→ **Written task 1**: Write out a passage from the CDS Toolbox thread below, beginning at the words "I tried 2 variable" and stopping after the words "doesn't work either.".
→ **Written task 2**: According to the CDS Toolbox thread below, what condition must all data objects in a list meet when that list is passed to cdstoolbox.cdm.to_csv?

→ **Text shown**:
******
I tried using ct.observation.interp_from_grid, the added location points are treated as another dimension. So it doesn't work with ct.cdm.to_csv.
I tried 2 variable for one data point ('variable': ['2m_temperature','surface_pressure'],), the added variable is treated as another dimension. So it doesn't work either.
I tried creating a list of data. But I don't understand how the CDS Toolbox wants it to be done.
From the description of cdstoolbox.cdm.to_csv, it says:
data – A single, or list of, 1 dimensional CDS Toolbox remote data object(s). In the case of a list of data objects they must all have the same, single, dimension.
I understand how to use a single 1 dimensional CDS Toolbox remote data object.
How do I create and use list of 1dimensional CDS Toolbox remote data objects.
Yunus.
Kevin Marsh
Hi Yunus,
what i was saying is that I don't think it is currently possible to create a multi-dimension CSV output file from the toolbox; if you had a number of data objects with 1 dimension (e.g. only time), then in theory you could create a list containing these and convert that to csv in the toolbox.
But converting a list of multi dimension data objects (e.g. time, location) to csv in the toolbox would not work, hence you would have to convert on your local system.
Kevin
Muhammad Yunus Ahmad Mazuki
Kevin Marsh I understand the current limitation. No multi-dimension data objects can be converted into a single csv.
For now, I'm asking about the API in this page. https://cds.climate.copernicus.eu/toolbox/doc/modules_tmp/cdstoolbox.cdm.html?highlight=csv#cdstoolbox.cdm.to_csv.
******
→ **Records provided**:
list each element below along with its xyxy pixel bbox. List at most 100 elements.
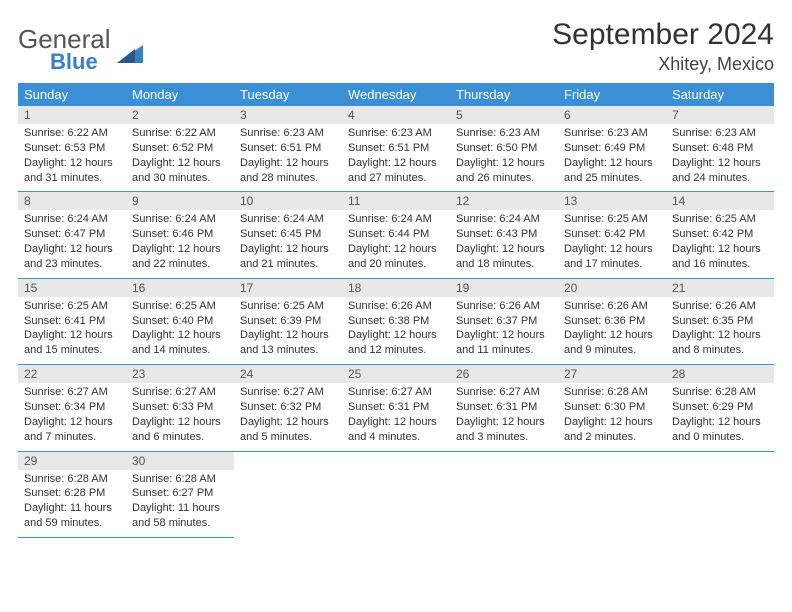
day-details: Sunrise: 6:24 AMSunset: 6:43 PMDaylight:… (450, 210, 558, 277)
calendar-body: 1Sunrise: 6:22 AMSunset: 6:53 PMDaylight… (18, 106, 774, 537)
daylight-text: Daylight: 12 hours and 4 minutes. (348, 415, 444, 445)
day-number: 27 (558, 365, 666, 383)
calendar-week-row: 1Sunrise: 6:22 AMSunset: 6:53 PMDaylight… (18, 106, 774, 192)
sunrise-text: Sunrise: 6:24 AM (240, 212, 336, 227)
day-number: 13 (558, 192, 666, 210)
sunset-text: Sunset: 6:36 PM (564, 314, 660, 329)
sunrise-text: Sunrise: 6:28 AM (132, 472, 228, 487)
day-cell: 4Sunrise: 6:23 AMSunset: 6:51 PMDaylight… (342, 106, 450, 192)
sunrise-text: Sunrise: 6:24 AM (456, 212, 552, 227)
day-number: 26 (450, 365, 558, 383)
day-number: 16 (126, 279, 234, 297)
sunset-text: Sunset: 6:27 PM (132, 486, 228, 501)
logo-triangle-icon (117, 41, 143, 63)
day-details: Sunrise: 6:27 AMSunset: 6:31 PMDaylight:… (342, 383, 450, 450)
sunrise-text: Sunrise: 6:25 AM (564, 212, 660, 227)
daylight-text: Daylight: 12 hours and 11 minutes. (456, 328, 552, 358)
sunset-text: Sunset: 6:48 PM (672, 141, 768, 156)
day-details: Sunrise: 6:23 AMSunset: 6:50 PMDaylight:… (450, 124, 558, 191)
day-cell: 21Sunrise: 6:26 AMSunset: 6:35 PMDayligh… (666, 278, 774, 364)
day-cell: 20Sunrise: 6:26 AMSunset: 6:36 PMDayligh… (558, 278, 666, 364)
weekday-friday: Friday (558, 83, 666, 106)
sunset-text: Sunset: 6:44 PM (348, 227, 444, 242)
daylight-text: Daylight: 12 hours and 16 minutes. (672, 242, 768, 272)
calendar-week-row: 15Sunrise: 6:25 AMSunset: 6:41 PMDayligh… (18, 278, 774, 364)
day-number: 24 (234, 365, 342, 383)
daylight-text: Daylight: 12 hours and 27 minutes. (348, 156, 444, 186)
day-details: Sunrise: 6:24 AMSunset: 6:46 PMDaylight:… (126, 210, 234, 277)
day-number: 19 (450, 279, 558, 297)
sunset-text: Sunset: 6:28 PM (24, 486, 120, 501)
sunrise-text: Sunrise: 6:26 AM (348, 299, 444, 314)
day-number: 6 (558, 106, 666, 124)
sunset-text: Sunset: 6:38 PM (348, 314, 444, 329)
daylight-text: Daylight: 12 hours and 7 minutes. (24, 415, 120, 445)
day-cell: 30Sunrise: 6:28 AMSunset: 6:27 PMDayligh… (126, 451, 234, 537)
day-number: 18 (342, 279, 450, 297)
sunrise-text: Sunrise: 6:23 AM (456, 126, 552, 141)
weekday-wednesday: Wednesday (342, 83, 450, 106)
day-details: Sunrise: 6:23 AMSunset: 6:49 PMDaylight:… (558, 124, 666, 191)
sunset-text: Sunset: 6:43 PM (456, 227, 552, 242)
daylight-text: Daylight: 12 hours and 2 minutes. (564, 415, 660, 445)
day-details: Sunrise: 6:25 AMSunset: 6:39 PMDaylight:… (234, 297, 342, 364)
day-cell (558, 451, 666, 537)
day-cell (666, 451, 774, 537)
day-details: Sunrise: 6:24 AMSunset: 6:44 PMDaylight:… (342, 210, 450, 277)
day-details: Sunrise: 6:24 AMSunset: 6:47 PMDaylight:… (18, 210, 126, 277)
day-number: 3 (234, 106, 342, 124)
daylight-text: Daylight: 12 hours and 20 minutes. (348, 242, 444, 272)
day-cell (234, 451, 342, 537)
sunrise-text: Sunrise: 6:26 AM (564, 299, 660, 314)
day-details: Sunrise: 6:27 AMSunset: 6:34 PMDaylight:… (18, 383, 126, 450)
sunset-text: Sunset: 6:50 PM (456, 141, 552, 156)
day-number: 25 (342, 365, 450, 383)
title-block: September 2024 Xhitey, Mexico (552, 18, 774, 75)
daylight-text: Daylight: 12 hours and 31 minutes. (24, 156, 120, 186)
sunset-text: Sunset: 6:29 PM (672, 400, 768, 415)
day-details: Sunrise: 6:25 AMSunset: 6:40 PMDaylight:… (126, 297, 234, 364)
sunset-text: Sunset: 6:30 PM (564, 400, 660, 415)
weekday-thursday: Thursday (450, 83, 558, 106)
day-details: Sunrise: 6:26 AMSunset: 6:37 PMDaylight:… (450, 297, 558, 364)
sunset-text: Sunset: 6:32 PM (240, 400, 336, 415)
day-number: 21 (666, 279, 774, 297)
day-cell: 10Sunrise: 6:24 AMSunset: 6:45 PMDayligh… (234, 192, 342, 278)
calendar-week-row: 22Sunrise: 6:27 AMSunset: 6:34 PMDayligh… (18, 365, 774, 451)
sunrise-text: Sunrise: 6:27 AM (132, 385, 228, 400)
sunrise-text: Sunrise: 6:27 AM (24, 385, 120, 400)
weekday-tuesday: Tuesday (234, 83, 342, 106)
sunset-text: Sunset: 6:42 PM (672, 227, 768, 242)
day-details: Sunrise: 6:27 AMSunset: 6:33 PMDaylight:… (126, 383, 234, 450)
daylight-text: Daylight: 11 hours and 59 minutes. (24, 501, 120, 531)
day-number: 22 (18, 365, 126, 383)
day-cell: 12Sunrise: 6:24 AMSunset: 6:43 PMDayligh… (450, 192, 558, 278)
day-details: Sunrise: 6:23 AMSunset: 6:51 PMDaylight:… (342, 124, 450, 191)
day-number: 20 (558, 279, 666, 297)
sunrise-text: Sunrise: 6:24 AM (24, 212, 120, 227)
day-number: 30 (126, 452, 234, 470)
sunset-text: Sunset: 6:31 PM (456, 400, 552, 415)
daylight-text: Daylight: 12 hours and 0 minutes. (672, 415, 768, 445)
day-number: 8 (18, 192, 126, 210)
sunset-text: Sunset: 6:40 PM (132, 314, 228, 329)
sunrise-text: Sunrise: 6:22 AM (24, 126, 120, 141)
day-number: 4 (342, 106, 450, 124)
day-cell: 5Sunrise: 6:23 AMSunset: 6:50 PMDaylight… (450, 106, 558, 192)
daylight-text: Daylight: 12 hours and 6 minutes. (132, 415, 228, 445)
day-cell: 29Sunrise: 6:28 AMSunset: 6:28 PMDayligh… (18, 451, 126, 537)
day-details: Sunrise: 6:27 AMSunset: 6:32 PMDaylight:… (234, 383, 342, 450)
sunset-text: Sunset: 6:49 PM (564, 141, 660, 156)
sunset-text: Sunset: 6:52 PM (132, 141, 228, 156)
day-details: Sunrise: 6:22 AMSunset: 6:53 PMDaylight:… (18, 124, 126, 191)
sunrise-text: Sunrise: 6:28 AM (672, 385, 768, 400)
day-number: 11 (342, 192, 450, 210)
sunrise-text: Sunrise: 6:26 AM (672, 299, 768, 314)
day-cell (342, 451, 450, 537)
daylight-text: Daylight: 12 hours and 26 minutes. (456, 156, 552, 186)
sunrise-text: Sunrise: 6:24 AM (132, 212, 228, 227)
day-cell: 13Sunrise: 6:25 AMSunset: 6:42 PMDayligh… (558, 192, 666, 278)
month-title: September 2024 (552, 18, 774, 52)
day-cell: 14Sunrise: 6:25 AMSunset: 6:42 PMDayligh… (666, 192, 774, 278)
sunrise-text: Sunrise: 6:25 AM (24, 299, 120, 314)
******
→ **Complete response 1**:
I tried 2 variable for one data point ('variable': ['2m_temperature','surface_pressure'],), the added variable is treated as another dimension. So it doesn't work either.

→ **Complete response 2**: They must all have the same, single, dimension.